** Start **

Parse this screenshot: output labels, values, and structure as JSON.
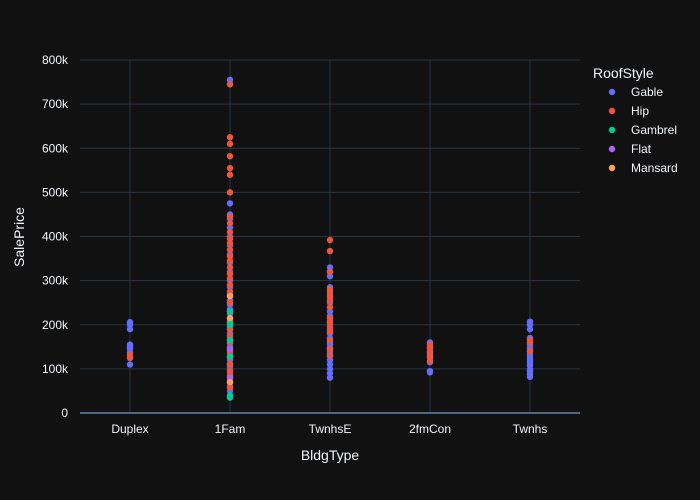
{
  "chart_data": {
    "type": "scatter",
    "xlabel": "BldgType",
    "ylabel": "SalePrice",
    "categories": [
      "Duplex",
      "1Fam",
      "TwnhsE",
      "2fmCon",
      "Twnhs"
    ],
    "ylim": [
      0,
      800000
    ],
    "yticks": [
      0,
      100000,
      200000,
      300000,
      400000,
      500000,
      600000,
      700000,
      800000
    ],
    "ytick_labels": [
      "0",
      "100k",
      "200k",
      "300k",
      "400k",
      "500k",
      "600k",
      "700k",
      "800k"
    ],
    "grid": true,
    "legend": {
      "title": "RoofStyle",
      "position": "top-right"
    },
    "series": [
      {
        "name": "Gable",
        "color": "#636efa",
        "points": {
          "Duplex": [
            110000,
            125000,
            138000,
            145000,
            150000,
            155000,
            190000,
            200000,
            206000
          ],
          "1Fam": [
            50000,
            60000,
            68000,
            75000,
            82000,
            90000,
            98000,
            105000,
            112000,
            120000,
            128000,
            135000,
            142000,
            150000,
            158000,
            165000,
            172000,
            180000,
            188000,
            195000,
            205000,
            215000,
            225000,
            235000,
            245000,
            255000,
            270000,
            285000,
            300000,
            320000,
            340000,
            360000,
            380000,
            400000,
            420000,
            440000,
            450000,
            475000,
            745000,
            755000
          ],
          "TwnhsE": [
            80000,
            90000,
            100000,
            110000,
            120000,
            128000,
            135000,
            140000,
            148000,
            155000,
            160000,
            170000,
            180000,
            190000,
            200000,
            210000,
            220000,
            230000,
            250000,
            265000,
            275000,
            285000,
            310000,
            320000,
            330000
          ],
          "2fmCon": [
            92000,
            95000,
            115000,
            125000,
            130000,
            135000,
            140000,
            145000,
            150000,
            160000
          ],
          "Twnhs": [
            82000,
            88000,
            95000,
            100000,
            108000,
            115000,
            120000,
            125000,
            130000,
            135000,
            140000,
            145000,
            150000,
            155000,
            160000,
            170000,
            190000,
            200000,
            207000
          ]
        }
      },
      {
        "name": "Hip",
        "color": "#ef553b",
        "points": {
          "Duplex": [
            125000,
            132000
          ],
          "1Fam": [
            58000,
            72000,
            85000,
            95000,
            110000,
            125000,
            140000,
            160000,
            175000,
            190000,
            210000,
            230000,
            250000,
            275000,
            290000,
            305000,
            315000,
            330000,
            345000,
            355000,
            370000,
            385000,
            395000,
            410000,
            430000,
            445000,
            500000,
            540000,
            555000,
            582000,
            610000,
            625000,
            745000
          ],
          "TwnhsE": [
            130000,
            145000,
            165000,
            185000,
            195000,
            205000,
            215000,
            240000,
            255000,
            262000,
            270000,
            280000,
            320000,
            367000,
            392000
          ],
          "2fmCon": [
            118000,
            128000,
            138000,
            148000,
            155000
          ],
          "Twnhs": [
            140000,
            160000,
            165000
          ]
        }
      },
      {
        "name": "Gambrel",
        "color": "#00cc96",
        "points": {
          "1Fam": [
            35000,
            40000,
            128000,
            165000,
            200000,
            205000,
            230000
          ]
        }
      },
      {
        "name": "Flat",
        "color": "#ab63fa",
        "points": {
          "1Fam": [
            80000,
            145000
          ]
        }
      },
      {
        "name": "Mansard",
        "color": "#ffa15a",
        "points": {
          "1Fam": [
            70000,
            215000,
            265000
          ]
        }
      }
    ]
  }
}
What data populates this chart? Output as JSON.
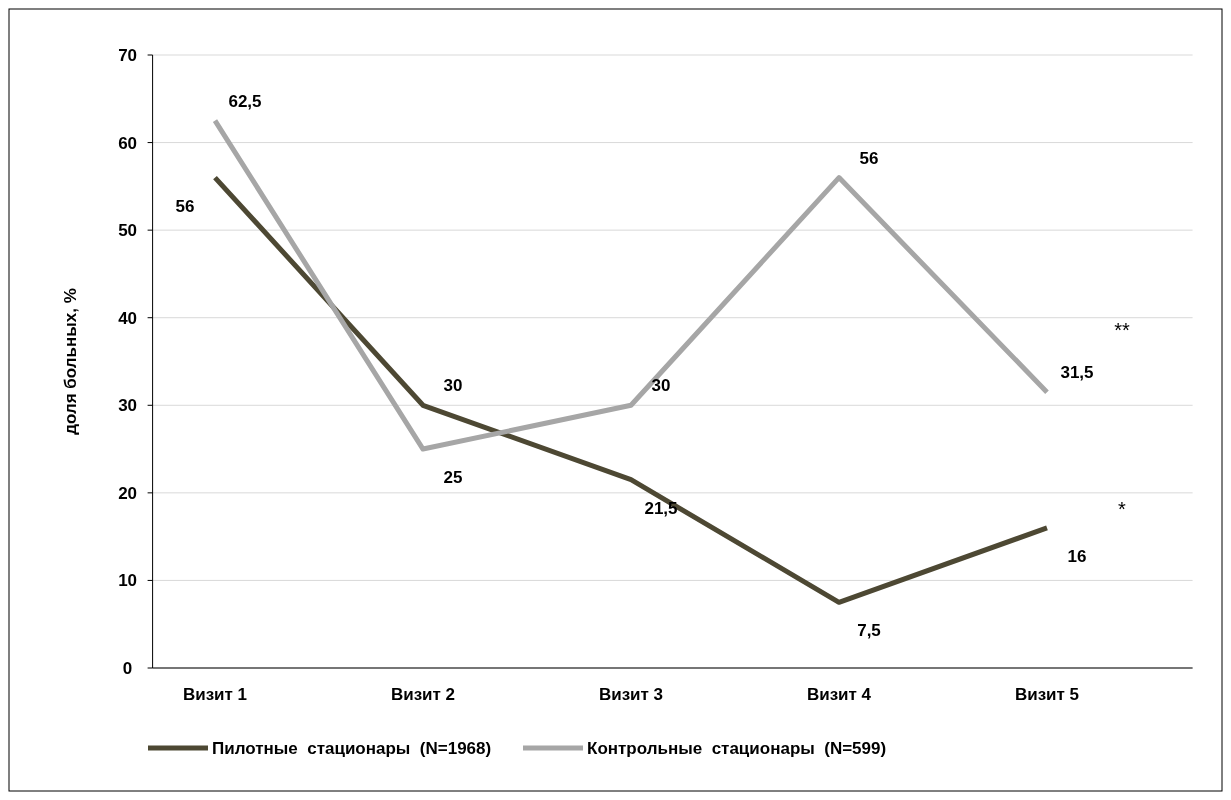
{
  "chart_data": {
    "type": "line",
    "ylabel": "доля больных, %",
    "categories": [
      "Визит 1",
      "Визит 2",
      "Визит 3",
      "Визит 4",
      "Визит 5"
    ],
    "series": [
      {
        "name": "Пилотные  стационары  (N=1968)",
        "color": "#4d4833",
        "values": [
          56,
          30,
          21.5,
          7.5,
          16
        ],
        "value_labels": [
          "56",
          "30",
          "21,5",
          "7,5",
          "16"
        ]
      },
      {
        "name": "Контрольные  стационары  (N=599)",
        "color": "#a6a6a6",
        "values": [
          62.5,
          25,
          30,
          56,
          31.5
        ],
        "value_labels": [
          "62,5",
          "25",
          "30",
          "56",
          "31,5"
        ]
      }
    ],
    "ylim": [
      0,
      70
    ],
    "yticks": [
      0,
      10,
      20,
      30,
      40,
      50,
      60,
      70
    ],
    "grid": "y",
    "legend": "bottom",
    "line_style": "solid",
    "annotations": [
      "*",
      "**"
    ]
  }
}
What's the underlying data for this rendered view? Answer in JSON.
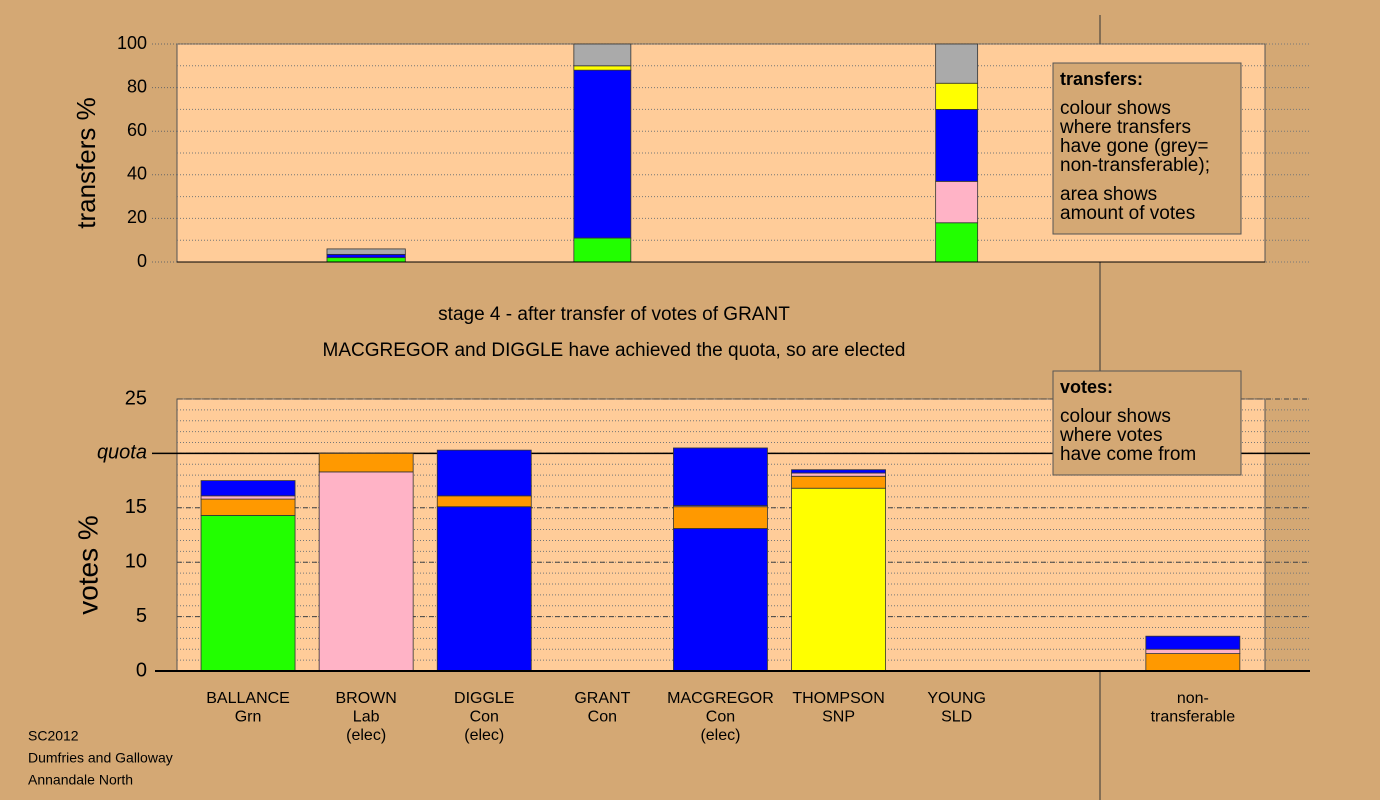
{
  "chart_data": [
    {
      "type": "stacked-bar",
      "ylabel": "transfers %",
      "ylim": [
        0,
        100
      ],
      "yticks": [
        0,
        20,
        40,
        60,
        80,
        100
      ],
      "minor_step": 10,
      "grid": true,
      "amounts": [
        null,
        0.47,
        null,
        5.7,
        null,
        null,
        4.2,
        null,
        null
      ],
      "series": [
        {
          "color": "#22ff00",
          "values": [
            null,
            2,
            null,
            11,
            null,
            null,
            18,
            null,
            null
          ]
        },
        {
          "color": "#ffb3c6",
          "values": [
            null,
            0,
            null,
            0,
            null,
            null,
            19,
            null,
            null
          ]
        },
        {
          "color": "#0000ff",
          "values": [
            null,
            1.5,
            null,
            77,
            null,
            null,
            33,
            null,
            null
          ]
        },
        {
          "color": "#ffff00",
          "values": [
            null,
            0,
            null,
            2,
            null,
            null,
            12,
            null,
            null
          ]
        },
        {
          "color": "#aaaaaa",
          "values": [
            null,
            2.5,
            null,
            10,
            null,
            null,
            18,
            null,
            null
          ]
        }
      ],
      "annotation": {
        "title": "transfers:",
        "lines": [
          "colour shows",
          "where transfers",
          "have gone (grey=",
          "non-transferable);",
          "area shows",
          "amount of votes"
        ]
      }
    },
    {
      "type": "stacked-bar",
      "title": "stage 4 - after transfer of votes of GRANT",
      "subtitle": "MACGREGOR and DIGGLE have achieved the quota, so are elected",
      "ylabel": "votes %",
      "ylim": [
        0,
        25
      ],
      "yticks": [
        0,
        5,
        10,
        15,
        {
          "value": 20,
          "label": "quota"
        },
        25
      ],
      "quota": 20,
      "minor_step": 1,
      "grid": true,
      "categories": [
        [
          "BALLANCE",
          "Grn"
        ],
        [
          "BROWN",
          "Lab",
          "(elec)"
        ],
        [
          "DIGGLE",
          "Con",
          "(elec)"
        ],
        [
          "GRANT",
          "Con"
        ],
        [
          "MACGREGOR",
          "Con",
          "(elec)"
        ],
        [
          "THOMPSON",
          "SNP"
        ],
        [
          "YOUNG",
          "SLD"
        ],
        null,
        [
          "non-",
          "transferable"
        ]
      ],
      "series": [
        {
          "colors": [
            "#22ff00",
            "#ffb3c6",
            "#0000ff",
            null,
            "#0000ff",
            "#ffff00",
            null,
            null,
            null
          ],
          "values": [
            14.3,
            18.3,
            15.1,
            null,
            13.1,
            16.8,
            null,
            null,
            null
          ]
        },
        {
          "color": "#ff9900",
          "values": [
            1.5,
            1.7,
            1.0,
            null,
            2.0,
            1.1,
            null,
            null,
            1.6
          ]
        },
        {
          "color": "#ffb3c6",
          "values": [
            0.3,
            null,
            null,
            null,
            0.1,
            0.3,
            null,
            null,
            0.4
          ]
        },
        {
          "color": "#0000ff",
          "values": [
            1.4,
            null,
            4.2,
            null,
            5.3,
            0.3,
            null,
            null,
            1.2
          ]
        }
      ],
      "annotation": {
        "title": "votes:",
        "lines": [
          "colour shows",
          "where votes",
          "have come from"
        ]
      }
    }
  ],
  "footer": [
    "SC2012",
    "Dumfries and Galloway",
    "Annandale North"
  ]
}
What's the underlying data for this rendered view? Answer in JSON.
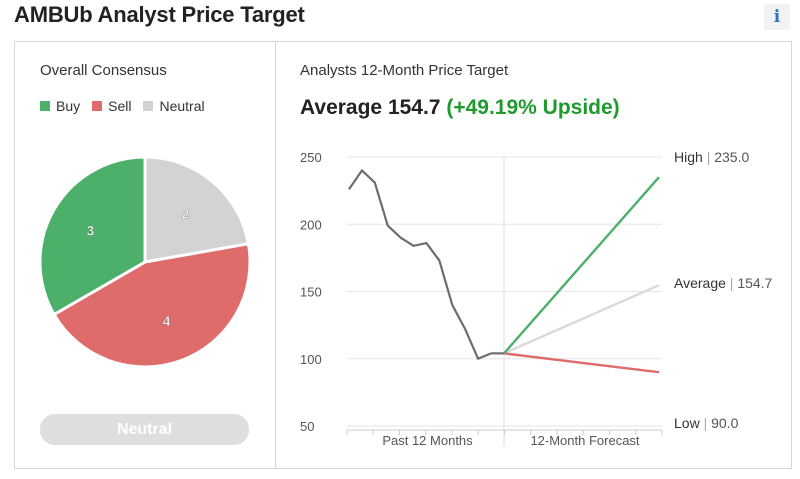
{
  "header": {
    "title": "AMBUb Analyst Price Target",
    "info_icon": "i"
  },
  "consensus": {
    "title": "Overall Consensus",
    "legend": [
      {
        "label": "Buy",
        "color": "#4caf6a"
      },
      {
        "label": "Sell",
        "color": "#e06b6b"
      },
      {
        "label": "Neutral",
        "color": "#d3d3d3"
      }
    ],
    "pie": {
      "slices": [
        {
          "label": "Neutral",
          "value": 2,
          "text": "2",
          "color": "#d3d3d3"
        },
        {
          "label": "Sell",
          "value": 4,
          "text": "4",
          "color": "#e06b6b"
        },
        {
          "label": "Buy",
          "value": 3,
          "text": "3",
          "color": "#4caf6a"
        }
      ]
    },
    "badge": "Neutral"
  },
  "price_target": {
    "title": "Analysts 12-Month Price Target",
    "average_label": "Average 154.7",
    "upside_label": "(+49.19% Upside)"
  },
  "chart_data": {
    "type": "line",
    "y_ticks": [
      "250",
      "200",
      "150",
      "100",
      "50"
    ],
    "ylim": [
      50,
      250
    ],
    "x_labels": [
      "Past 12 Months",
      "12-Month Forecast"
    ],
    "grid": true,
    "history": {
      "color": "#6d6d6d",
      "values": [
        226,
        240,
        231,
        199,
        190,
        184,
        186,
        173,
        140,
        122,
        100,
        104
      ]
    },
    "start_value": 104,
    "targets": [
      {
        "name": "High",
        "value": 235.0,
        "label": "High",
        "value_text": "235.0",
        "color": "#4caf6a"
      },
      {
        "name": "Average",
        "value": 154.7,
        "label": "Average",
        "value_text": "154.7",
        "color": "#dadada"
      },
      {
        "name": "Low",
        "value": 90.0,
        "label": "Low",
        "value_text": "90.0",
        "color": "#e06b6b"
      }
    ]
  }
}
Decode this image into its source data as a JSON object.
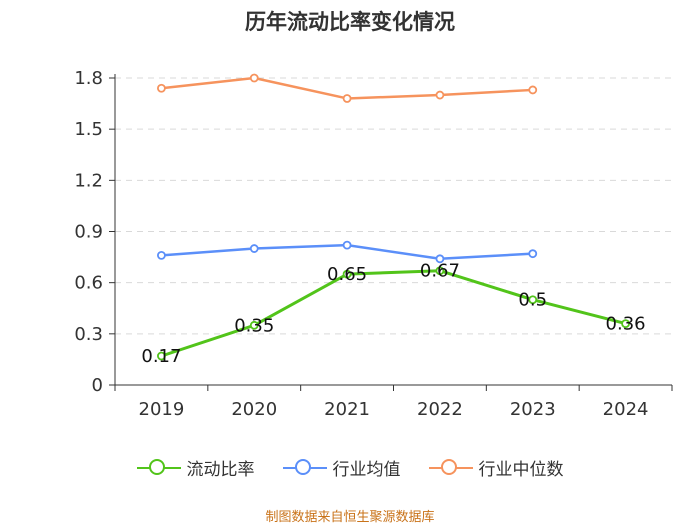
{
  "chart_data": {
    "type": "line",
    "title": "历年流动比率变化情况",
    "categories": [
      "2019",
      "2020",
      "2021",
      "2022",
      "2023",
      "2024"
    ],
    "ylim": [
      0,
      1.8
    ],
    "yticks": [
      0,
      0.3,
      0.6,
      0.9,
      1.2,
      1.5,
      1.8
    ],
    "ytick_labels": [
      "0",
      "0.3",
      "0.6",
      "0.9",
      "1.2",
      "1.5",
      "1.8"
    ],
    "grid": true,
    "legend_position": "bottom",
    "series": [
      {
        "name": "流动比率",
        "color": "#52c41a",
        "values": [
          0.17,
          0.35,
          0.65,
          0.67,
          0.5,
          0.36
        ],
        "labels": [
          "0.17",
          "0.35",
          "0.65",
          "0.67",
          "0.5",
          "0.36"
        ],
        "show_labels": true
      },
      {
        "name": "行业均值",
        "color": "#5b8ff9",
        "values": [
          0.76,
          0.8,
          0.82,
          0.74,
          0.77,
          null
        ],
        "show_labels": false
      },
      {
        "name": "行业中位数",
        "color": "#f6935d",
        "values": [
          1.74,
          1.8,
          1.68,
          1.7,
          1.73,
          null
        ],
        "show_labels": false
      }
    ]
  },
  "footer": {
    "source": "制图数据来自恒生聚源数据库"
  }
}
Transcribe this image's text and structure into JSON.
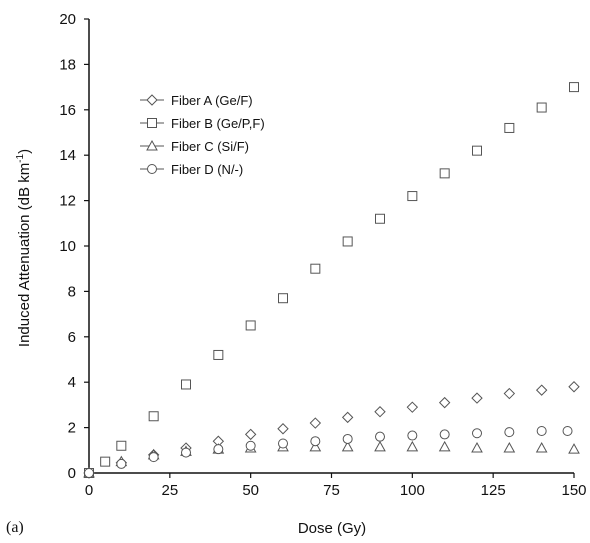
{
  "chart_data": {
    "type": "scatter",
    "title": "",
    "panel_label": "(a)",
    "xlabel": "Dose (Gy)",
    "ylabel_main": "Induced Attenuation (dB km",
    "ylabel_sup": "-1",
    "ylabel_close": ")",
    "xlim": [
      0,
      150
    ],
    "ylim": [
      0,
      20
    ],
    "xticks": [
      "0",
      "25",
      "50",
      "75",
      "100",
      "125",
      "150"
    ],
    "yticks": [
      "0",
      "2",
      "4",
      "6",
      "8",
      "10",
      "12",
      "14",
      "16",
      "18",
      "20"
    ],
    "grid": false,
    "legend_position": "upper-left",
    "colors": {
      "marker_stroke": "#555555",
      "axis": "#111111"
    },
    "series": [
      {
        "name": "Fiber A (Ge/F)",
        "marker": "diamond",
        "x": [
          0,
          10,
          20,
          30,
          40,
          50,
          60,
          70,
          80,
          90,
          100,
          110,
          120,
          130,
          140,
          150
        ],
        "y": [
          0,
          0.45,
          0.8,
          1.1,
          1.4,
          1.7,
          1.95,
          2.2,
          2.45,
          2.7,
          2.9,
          3.1,
          3.3,
          3.5,
          3.65,
          3.8
        ]
      },
      {
        "name": "Fiber B (Ge/P,F)",
        "marker": "square",
        "x": [
          0,
          5,
          10,
          20,
          30,
          40,
          50,
          60,
          70,
          80,
          90,
          100,
          110,
          120,
          130,
          140,
          150
        ],
        "y": [
          0,
          0.5,
          1.2,
          2.5,
          3.9,
          5.2,
          6.5,
          7.7,
          9.0,
          10.2,
          11.2,
          12.2,
          13.2,
          14.2,
          15.2,
          16.1,
          17.0
        ]
      },
      {
        "name": "Fiber C (Si/F)",
        "marker": "triangle",
        "x": [
          0,
          10,
          20,
          30,
          40,
          50,
          60,
          70,
          80,
          90,
          100,
          110,
          120,
          130,
          140,
          150
        ],
        "y": [
          0,
          0.5,
          0.8,
          0.95,
          1.05,
          1.1,
          1.15,
          1.15,
          1.15,
          1.15,
          1.15,
          1.15,
          1.1,
          1.1,
          1.1,
          1.05
        ]
      },
      {
        "name": "Fiber D (N/-)",
        "marker": "circle",
        "x": [
          0,
          10,
          20,
          30,
          40,
          50,
          60,
          70,
          80,
          90,
          100,
          110,
          120,
          130,
          140,
          148
        ],
        "y": [
          0,
          0.4,
          0.7,
          0.9,
          1.05,
          1.2,
          1.3,
          1.4,
          1.5,
          1.6,
          1.65,
          1.7,
          1.75,
          1.8,
          1.85,
          1.85
        ]
      }
    ]
  }
}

** End **

Extract all lines of the records above that include "GRANT".

▶ Expected output
      "title": "stage 4 - after transfer of votes of GRANT",
          "GRANT",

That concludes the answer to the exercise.